__WRITTEN EXERCISE__:
Filter this data down to the lines that hold "storie", and copy them.

__RECORDED DATA__:
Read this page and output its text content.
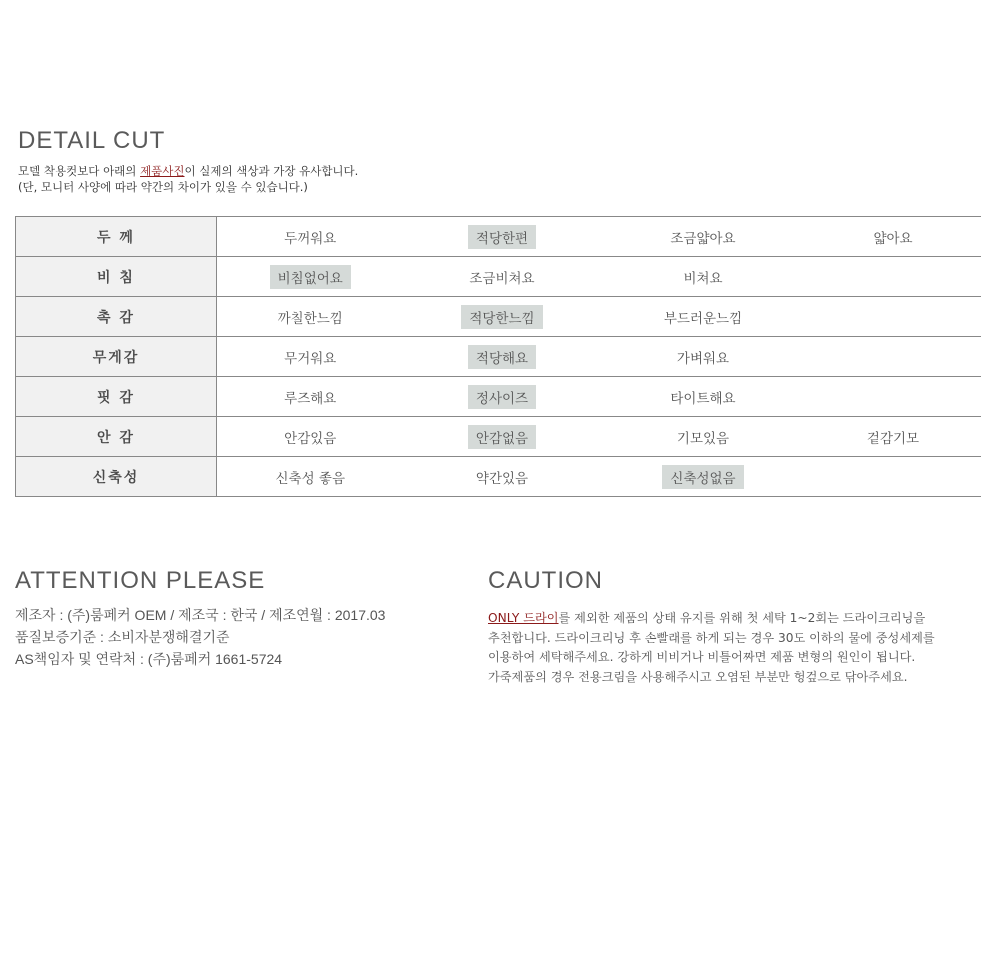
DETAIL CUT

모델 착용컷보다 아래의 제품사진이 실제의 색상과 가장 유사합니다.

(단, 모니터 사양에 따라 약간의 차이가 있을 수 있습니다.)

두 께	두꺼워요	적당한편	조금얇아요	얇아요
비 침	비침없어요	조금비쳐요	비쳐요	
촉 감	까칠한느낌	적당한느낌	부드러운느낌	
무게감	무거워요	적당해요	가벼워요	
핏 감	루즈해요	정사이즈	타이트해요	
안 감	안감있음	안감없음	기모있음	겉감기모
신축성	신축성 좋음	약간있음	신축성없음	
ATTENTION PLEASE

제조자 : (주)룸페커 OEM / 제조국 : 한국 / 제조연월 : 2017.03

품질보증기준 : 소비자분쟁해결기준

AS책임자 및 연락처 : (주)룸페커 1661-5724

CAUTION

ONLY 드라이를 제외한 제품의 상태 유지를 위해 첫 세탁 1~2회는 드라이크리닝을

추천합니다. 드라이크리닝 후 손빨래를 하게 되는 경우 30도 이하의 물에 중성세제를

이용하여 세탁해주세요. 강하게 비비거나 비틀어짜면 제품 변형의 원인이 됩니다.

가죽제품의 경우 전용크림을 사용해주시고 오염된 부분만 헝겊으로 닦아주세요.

...

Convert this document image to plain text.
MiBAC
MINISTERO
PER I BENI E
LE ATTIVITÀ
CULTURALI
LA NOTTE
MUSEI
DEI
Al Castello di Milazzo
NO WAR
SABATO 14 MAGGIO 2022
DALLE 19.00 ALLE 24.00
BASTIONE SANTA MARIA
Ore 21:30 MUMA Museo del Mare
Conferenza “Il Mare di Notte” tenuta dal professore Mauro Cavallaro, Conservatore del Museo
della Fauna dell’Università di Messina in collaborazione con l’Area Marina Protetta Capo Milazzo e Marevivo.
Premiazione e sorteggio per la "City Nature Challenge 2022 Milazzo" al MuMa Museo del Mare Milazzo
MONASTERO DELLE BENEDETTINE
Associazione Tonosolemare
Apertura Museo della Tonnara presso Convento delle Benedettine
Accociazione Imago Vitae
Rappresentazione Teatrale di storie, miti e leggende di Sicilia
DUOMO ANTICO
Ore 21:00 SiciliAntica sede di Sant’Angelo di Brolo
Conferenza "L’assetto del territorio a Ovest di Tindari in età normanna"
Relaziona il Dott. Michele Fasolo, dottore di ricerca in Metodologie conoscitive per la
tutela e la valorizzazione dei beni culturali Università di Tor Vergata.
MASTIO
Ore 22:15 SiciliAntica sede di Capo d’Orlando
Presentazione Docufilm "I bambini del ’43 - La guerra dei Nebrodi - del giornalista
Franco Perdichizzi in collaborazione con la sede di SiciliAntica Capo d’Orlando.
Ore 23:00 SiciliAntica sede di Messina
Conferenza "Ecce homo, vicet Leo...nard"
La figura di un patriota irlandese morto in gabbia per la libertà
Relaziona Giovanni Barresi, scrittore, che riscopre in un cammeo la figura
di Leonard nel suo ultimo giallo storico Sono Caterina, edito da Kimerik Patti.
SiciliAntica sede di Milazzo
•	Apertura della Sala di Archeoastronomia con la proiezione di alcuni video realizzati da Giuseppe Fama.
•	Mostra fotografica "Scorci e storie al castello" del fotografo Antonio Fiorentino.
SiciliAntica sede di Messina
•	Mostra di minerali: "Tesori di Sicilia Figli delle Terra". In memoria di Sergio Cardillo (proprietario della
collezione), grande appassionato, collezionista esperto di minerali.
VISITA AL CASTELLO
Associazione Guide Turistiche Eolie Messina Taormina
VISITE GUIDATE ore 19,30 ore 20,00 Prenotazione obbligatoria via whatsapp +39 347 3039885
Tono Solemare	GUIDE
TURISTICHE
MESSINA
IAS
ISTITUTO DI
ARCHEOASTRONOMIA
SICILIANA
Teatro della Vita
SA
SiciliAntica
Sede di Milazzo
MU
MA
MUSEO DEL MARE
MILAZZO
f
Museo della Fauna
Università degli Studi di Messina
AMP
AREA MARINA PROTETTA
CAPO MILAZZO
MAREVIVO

--

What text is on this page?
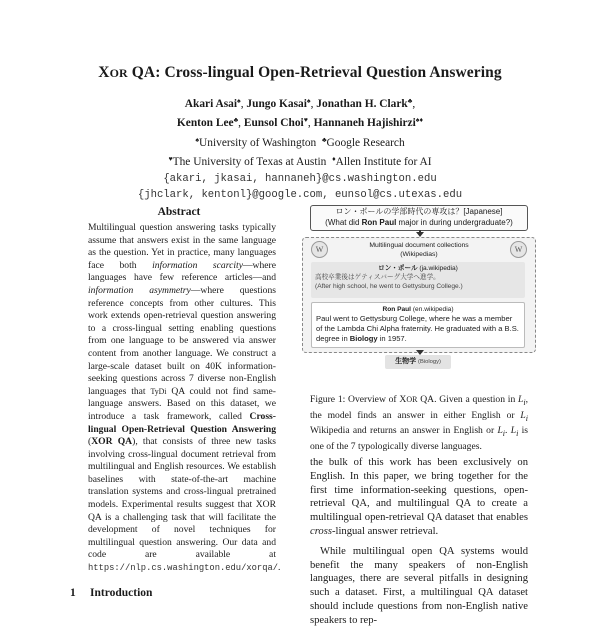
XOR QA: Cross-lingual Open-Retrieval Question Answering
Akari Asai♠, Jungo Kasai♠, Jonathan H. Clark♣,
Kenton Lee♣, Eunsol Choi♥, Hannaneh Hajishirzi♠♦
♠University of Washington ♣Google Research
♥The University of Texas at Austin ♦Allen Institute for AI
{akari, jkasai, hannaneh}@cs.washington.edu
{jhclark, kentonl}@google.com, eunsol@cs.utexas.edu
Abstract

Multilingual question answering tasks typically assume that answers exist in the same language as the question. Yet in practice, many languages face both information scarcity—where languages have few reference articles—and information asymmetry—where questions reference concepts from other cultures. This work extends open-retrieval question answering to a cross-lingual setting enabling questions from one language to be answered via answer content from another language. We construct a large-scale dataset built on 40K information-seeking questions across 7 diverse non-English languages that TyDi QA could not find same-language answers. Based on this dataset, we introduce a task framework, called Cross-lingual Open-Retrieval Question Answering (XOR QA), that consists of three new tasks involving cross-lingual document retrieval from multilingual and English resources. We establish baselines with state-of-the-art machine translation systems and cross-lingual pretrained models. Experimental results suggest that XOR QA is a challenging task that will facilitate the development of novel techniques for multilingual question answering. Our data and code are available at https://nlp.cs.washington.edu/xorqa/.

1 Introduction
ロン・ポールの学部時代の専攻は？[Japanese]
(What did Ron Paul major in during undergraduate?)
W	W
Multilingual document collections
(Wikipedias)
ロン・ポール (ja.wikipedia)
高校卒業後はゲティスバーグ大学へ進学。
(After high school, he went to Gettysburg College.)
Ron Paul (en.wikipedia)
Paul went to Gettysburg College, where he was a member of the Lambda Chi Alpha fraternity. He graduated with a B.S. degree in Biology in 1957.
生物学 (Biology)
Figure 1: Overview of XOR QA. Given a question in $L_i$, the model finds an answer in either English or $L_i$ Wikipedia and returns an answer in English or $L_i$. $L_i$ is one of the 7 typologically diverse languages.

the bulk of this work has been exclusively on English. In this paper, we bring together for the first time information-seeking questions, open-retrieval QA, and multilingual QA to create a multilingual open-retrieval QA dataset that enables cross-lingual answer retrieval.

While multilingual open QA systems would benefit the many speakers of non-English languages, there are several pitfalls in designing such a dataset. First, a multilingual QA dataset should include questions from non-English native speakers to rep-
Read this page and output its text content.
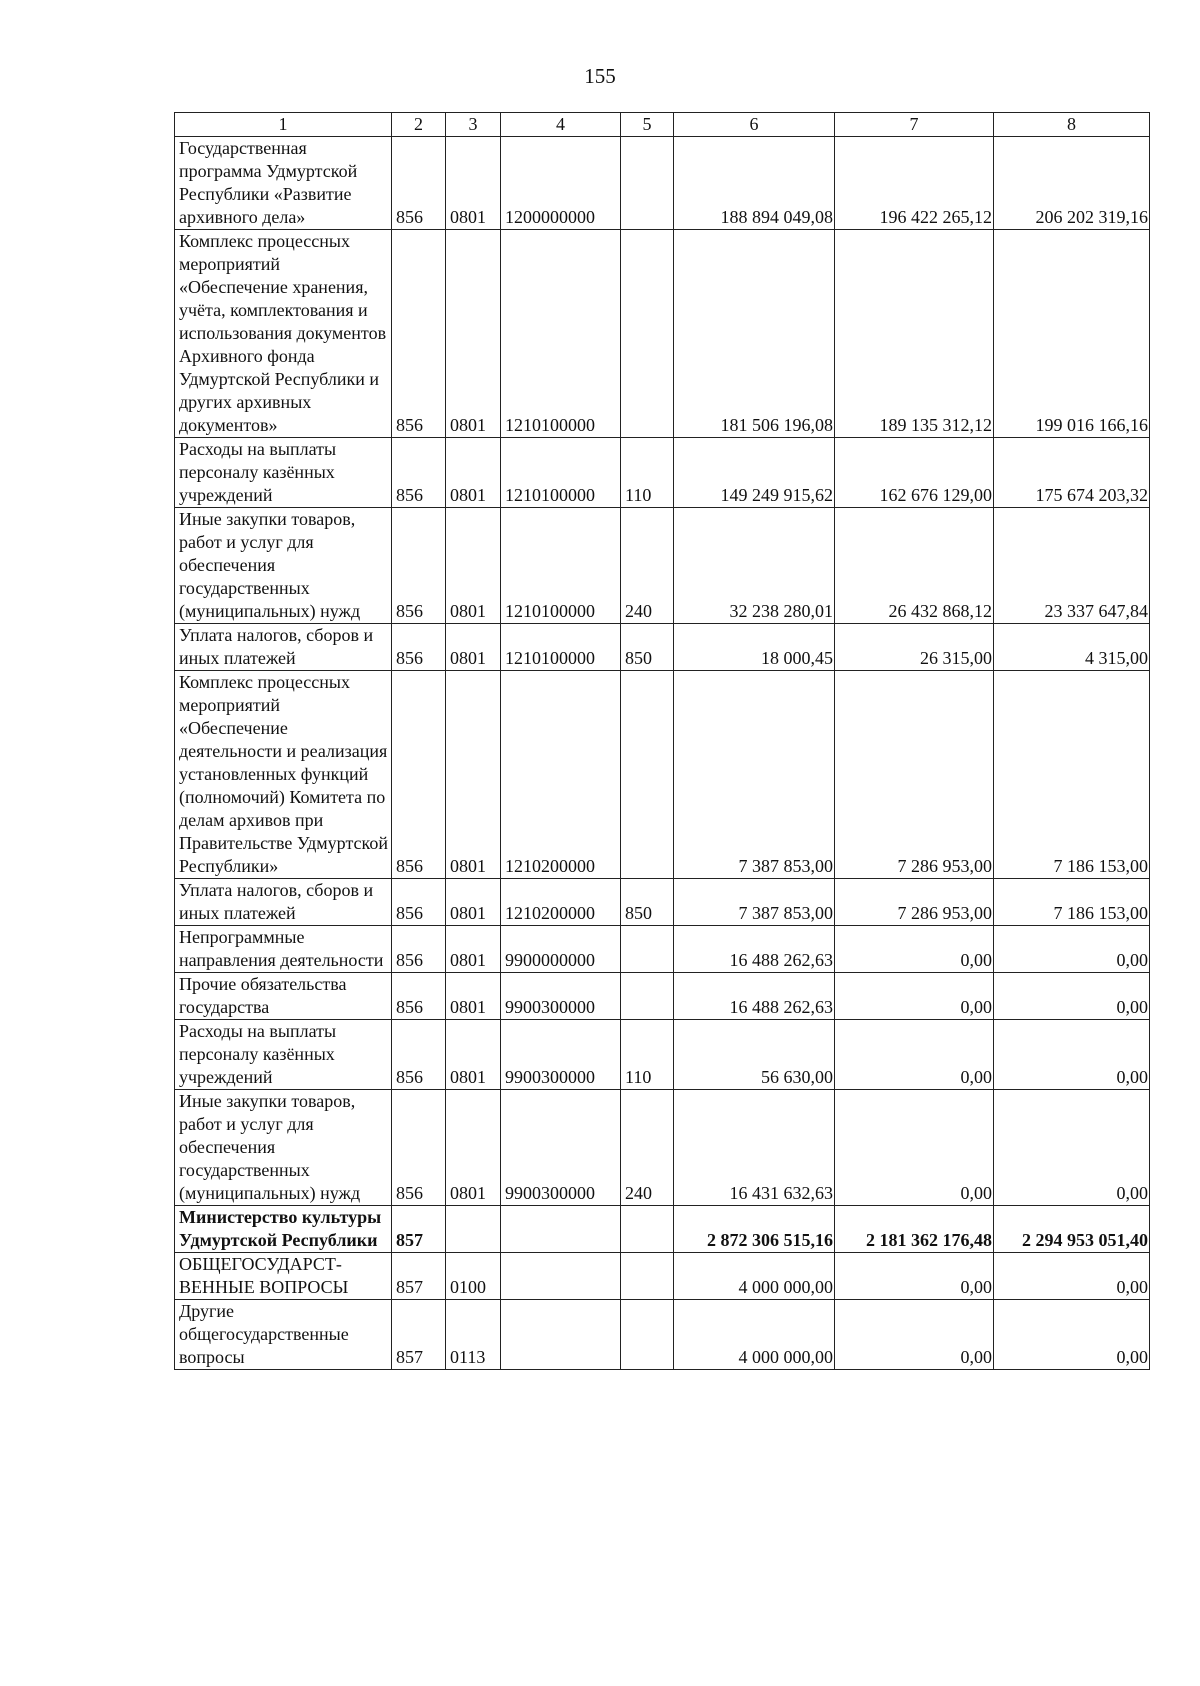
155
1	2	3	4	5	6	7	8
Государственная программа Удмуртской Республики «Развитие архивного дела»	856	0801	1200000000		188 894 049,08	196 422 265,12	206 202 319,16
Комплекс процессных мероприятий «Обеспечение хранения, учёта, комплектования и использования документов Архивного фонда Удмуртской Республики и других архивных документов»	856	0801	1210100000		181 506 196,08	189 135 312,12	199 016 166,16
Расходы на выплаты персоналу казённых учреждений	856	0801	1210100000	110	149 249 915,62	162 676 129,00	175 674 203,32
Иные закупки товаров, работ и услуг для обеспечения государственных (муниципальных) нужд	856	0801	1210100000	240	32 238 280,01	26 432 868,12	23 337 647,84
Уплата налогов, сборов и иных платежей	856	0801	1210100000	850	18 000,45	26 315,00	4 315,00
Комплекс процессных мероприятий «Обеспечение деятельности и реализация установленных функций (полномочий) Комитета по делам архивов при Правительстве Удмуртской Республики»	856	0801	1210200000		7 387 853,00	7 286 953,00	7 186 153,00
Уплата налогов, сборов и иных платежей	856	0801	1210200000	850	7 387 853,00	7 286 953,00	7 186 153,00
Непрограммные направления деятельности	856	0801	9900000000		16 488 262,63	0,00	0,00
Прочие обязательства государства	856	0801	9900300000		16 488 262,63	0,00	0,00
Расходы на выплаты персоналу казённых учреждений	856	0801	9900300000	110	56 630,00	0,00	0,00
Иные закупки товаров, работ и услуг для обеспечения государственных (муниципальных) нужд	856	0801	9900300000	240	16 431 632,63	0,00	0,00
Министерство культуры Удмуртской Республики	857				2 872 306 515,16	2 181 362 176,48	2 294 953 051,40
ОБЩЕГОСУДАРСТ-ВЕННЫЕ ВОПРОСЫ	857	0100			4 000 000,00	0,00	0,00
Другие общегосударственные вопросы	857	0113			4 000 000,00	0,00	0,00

__RESPONSE TO THE TASK__:
Rappresentazione Teatrale di storie, miti e leggende di Sicilia
•	Mostra fotografica "Scorci e storie al castello" del fotografo Antonio Fiorentino.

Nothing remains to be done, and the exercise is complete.